Request: Collect every line that includes the string "Exports".
= = = = = = =
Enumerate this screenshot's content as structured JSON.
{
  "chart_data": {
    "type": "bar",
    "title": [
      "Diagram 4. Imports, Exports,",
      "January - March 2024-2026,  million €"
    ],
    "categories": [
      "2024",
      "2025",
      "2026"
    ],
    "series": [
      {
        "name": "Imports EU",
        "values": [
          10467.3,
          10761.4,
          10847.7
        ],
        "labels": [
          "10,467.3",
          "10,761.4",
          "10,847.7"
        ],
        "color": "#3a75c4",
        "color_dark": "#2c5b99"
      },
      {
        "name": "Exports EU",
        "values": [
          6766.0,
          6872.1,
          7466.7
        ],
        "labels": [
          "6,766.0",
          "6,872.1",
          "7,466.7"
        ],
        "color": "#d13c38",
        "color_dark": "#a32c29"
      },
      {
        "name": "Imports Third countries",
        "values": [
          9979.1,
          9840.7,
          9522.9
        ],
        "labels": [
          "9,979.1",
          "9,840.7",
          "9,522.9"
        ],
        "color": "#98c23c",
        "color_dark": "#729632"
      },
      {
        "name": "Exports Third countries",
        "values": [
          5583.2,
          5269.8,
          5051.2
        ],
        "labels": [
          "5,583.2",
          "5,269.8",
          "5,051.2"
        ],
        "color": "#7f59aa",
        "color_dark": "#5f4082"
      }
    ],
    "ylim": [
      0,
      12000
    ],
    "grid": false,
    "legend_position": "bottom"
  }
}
= = = = = = =
Full output:
      "Diagram 4. Imports, Exports,",
        "name": "Exports EU",
        "name": "Exports Third countries",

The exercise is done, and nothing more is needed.